### Raw records
◆ ◆ ◆ ◆ ◆ ◆ ◆

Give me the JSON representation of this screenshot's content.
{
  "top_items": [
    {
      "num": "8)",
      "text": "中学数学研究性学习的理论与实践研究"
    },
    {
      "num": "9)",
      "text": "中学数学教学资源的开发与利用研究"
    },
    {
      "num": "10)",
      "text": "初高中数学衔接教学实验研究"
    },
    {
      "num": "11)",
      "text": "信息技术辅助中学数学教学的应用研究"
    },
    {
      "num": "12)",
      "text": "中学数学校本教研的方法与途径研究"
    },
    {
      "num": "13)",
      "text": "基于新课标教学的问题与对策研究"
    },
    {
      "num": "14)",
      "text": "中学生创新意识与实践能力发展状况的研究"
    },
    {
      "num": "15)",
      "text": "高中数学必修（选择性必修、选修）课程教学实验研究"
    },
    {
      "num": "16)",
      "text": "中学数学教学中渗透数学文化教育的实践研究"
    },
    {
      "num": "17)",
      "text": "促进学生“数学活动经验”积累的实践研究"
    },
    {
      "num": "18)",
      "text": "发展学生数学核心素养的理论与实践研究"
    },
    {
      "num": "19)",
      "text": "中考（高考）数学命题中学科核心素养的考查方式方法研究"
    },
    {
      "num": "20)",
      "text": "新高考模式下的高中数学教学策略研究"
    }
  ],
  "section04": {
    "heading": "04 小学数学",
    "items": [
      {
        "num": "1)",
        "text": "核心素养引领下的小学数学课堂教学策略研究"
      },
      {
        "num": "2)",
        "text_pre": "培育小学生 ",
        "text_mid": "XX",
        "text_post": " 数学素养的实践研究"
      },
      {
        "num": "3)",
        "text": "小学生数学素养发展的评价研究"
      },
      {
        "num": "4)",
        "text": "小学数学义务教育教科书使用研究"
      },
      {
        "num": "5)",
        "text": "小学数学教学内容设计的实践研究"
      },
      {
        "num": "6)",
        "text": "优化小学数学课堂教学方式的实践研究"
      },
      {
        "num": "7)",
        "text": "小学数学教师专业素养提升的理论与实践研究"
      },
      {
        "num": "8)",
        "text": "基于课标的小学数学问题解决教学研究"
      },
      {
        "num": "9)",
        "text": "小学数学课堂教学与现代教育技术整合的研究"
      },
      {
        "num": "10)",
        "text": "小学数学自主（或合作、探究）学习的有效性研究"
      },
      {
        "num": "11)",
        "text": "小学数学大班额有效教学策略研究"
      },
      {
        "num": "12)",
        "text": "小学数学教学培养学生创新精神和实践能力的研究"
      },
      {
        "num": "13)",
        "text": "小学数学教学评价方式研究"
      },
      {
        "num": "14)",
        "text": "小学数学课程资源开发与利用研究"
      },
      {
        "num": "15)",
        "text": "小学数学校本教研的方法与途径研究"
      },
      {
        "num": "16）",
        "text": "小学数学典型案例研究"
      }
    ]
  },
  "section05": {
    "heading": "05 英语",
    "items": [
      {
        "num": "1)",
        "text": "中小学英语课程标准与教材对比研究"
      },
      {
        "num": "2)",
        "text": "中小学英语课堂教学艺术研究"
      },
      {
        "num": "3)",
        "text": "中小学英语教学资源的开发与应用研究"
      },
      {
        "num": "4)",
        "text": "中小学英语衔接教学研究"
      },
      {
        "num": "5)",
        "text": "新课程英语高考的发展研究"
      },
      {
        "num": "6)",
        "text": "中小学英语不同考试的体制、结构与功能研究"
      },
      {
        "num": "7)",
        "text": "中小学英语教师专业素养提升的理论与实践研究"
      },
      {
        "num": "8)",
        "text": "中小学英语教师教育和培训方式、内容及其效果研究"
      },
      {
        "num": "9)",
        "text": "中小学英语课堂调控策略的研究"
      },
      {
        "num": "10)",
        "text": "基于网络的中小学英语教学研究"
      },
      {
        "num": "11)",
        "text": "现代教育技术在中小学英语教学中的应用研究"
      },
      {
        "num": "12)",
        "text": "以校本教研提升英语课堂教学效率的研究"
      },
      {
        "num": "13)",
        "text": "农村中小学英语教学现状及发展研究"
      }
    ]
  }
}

◆ ◆ ◆ ◆ ◆ ◆ ◆

### Job
Everything in the listing above should be restated exactly.

### Worked solution
Give me the JSON representation of this screenshot's content.
{
  "top_items": [
    {
      "num": "8)",
      "text": "中学数学研究性学习的理论与实践研究"
    },
    {
      "num": "9)",
      "text": "中学数学教学资源的开发与利用研究"
    },
    {
      "num": "10)",
      "text": "初高中数学衔接教学实验研究"
    },
    {
      "num": "11)",
      "text": "信息技术辅助中学数学教学的应用研究"
    },
    {
      "num": "12)",
      "text": "中学数学校本教研的方法与途径研究"
    },
    {
      "num": "13)",
      "text": "基于新课标教学的问题与对策研究"
    },
    {
      "num": "14)",
      "text": "中学生创新意识与实践能力发展状况的研究"
    },
    {
      "num": "15)",
      "text": "高中数学必修（选择性必修、选修）课程教学实验研究"
    },
    {
      "num": "16)",
      "text": "中学数学教学中渗透数学文化教育的实践研究"
    },
    {
      "num": "17)",
      "text": "促进学生“数学活动经验”积累的实践研究"
    },
    {
      "num": "18)",
      "text": "发展学生数学核心素养的理论与实践研究"
    },
    {
      "num": "19)",
      "text": "中考（高考）数学命题中学科核心素养的考查方式方法研究"
    },
    {
      "num": "20)",
      "text": "新高考模式下的高中数学教学策略研究"
    }
  ],
  "section04": {
    "heading": "04 小学数学",
    "items": [
      {
        "num": "1)",
        "text": "核心素养引领下的小学数学课堂教学策略研究"
      },
      {
        "num": "2)",
        "text_pre": "培育小学生 ",
        "text_mid": "XX",
        "text_post": " 数学素养的实践研究"
      },
      {
        "num": "3)",
        "text": "小学生数学素养发展的评价研究"
      },
      {
        "num": "4)",
        "text": "小学数学义务教育教科书使用研究"
      },
      {
        "num": "5)",
        "text": "小学数学教学内容设计的实践研究"
      },
      {
        "num": "6)",
        "text": "优化小学数学课堂教学方式的实践研究"
      },
      {
        "num": "7)",
        "text": "小学数学教师专业素养提升的理论与实践研究"
      },
      {
        "num": "8)",
        "text": "基于课标的小学数学问题解决教学研究"
      },
      {
        "num": "9)",
        "text": "小学数学课堂教学与现代教育技术整合的研究"
      },
      {
        "num": "10)",
        "text": "小学数学自主（或合作、探究）学习的有效性研究"
      },
      {
        "num": "11)",
        "text": "小学数学大班额有效教学策略研究"
      },
      {
        "num": "12)",
        "text": "小学数学教学培养学生创新精神和实践能力的研究"
      },
      {
        "num": "13)",
        "text": "小学数学教学评价方式研究"
      },
      {
        "num": "14)",
        "text": "小学数学课程资源开发与利用研究"
      },
      {
        "num": "15)",
        "text": "小学数学校本教研的方法与途径研究"
      },
      {
        "num": "16）",
        "text": "小学数学典型案例研究"
      }
    ]
  },
  "section05": {
    "heading": "05 英语",
    "items": [
      {
        "num": "1)",
        "text": "中小学英语课程标准与教材对比研究"
      },
      {
        "num": "2)",
        "text": "中小学英语课堂教学艺术研究"
      },
      {
        "num": "3)",
        "text": "中小学英语教学资源的开发与应用研究"
      },
      {
        "num": "4)",
        "text": "中小学英语衔接教学研究"
      },
      {
        "num": "5)",
        "text": "新课程英语高考的发展研究"
      },
      {
        "num": "6)",
        "text": "中小学英语不同考试的体制、结构与功能研究"
      },
      {
        "num": "7)",
        "text": "中小学英语教师专业素养提升的理论与实践研究"
      },
      {
        "num": "8)",
        "text": "中小学英语教师教育和培训方式、内容及其效果研究"
      },
      {
        "num": "9)",
        "text": "中小学英语课堂调控策略的研究"
      },
      {
        "num": "10)",
        "text": "基于网络的中小学英语教学研究"
      },
      {
        "num": "11)",
        "text": "现代教育技术在中小学英语教学中的应用研究"
      },
      {
        "num": "12)",
        "text": "以校本教研提升英语课堂教学效率的研究"
      },
      {
        "num": "13)",
        "text": "农村中小学英语教学现状及发展研究"
      }
    ]
  }
}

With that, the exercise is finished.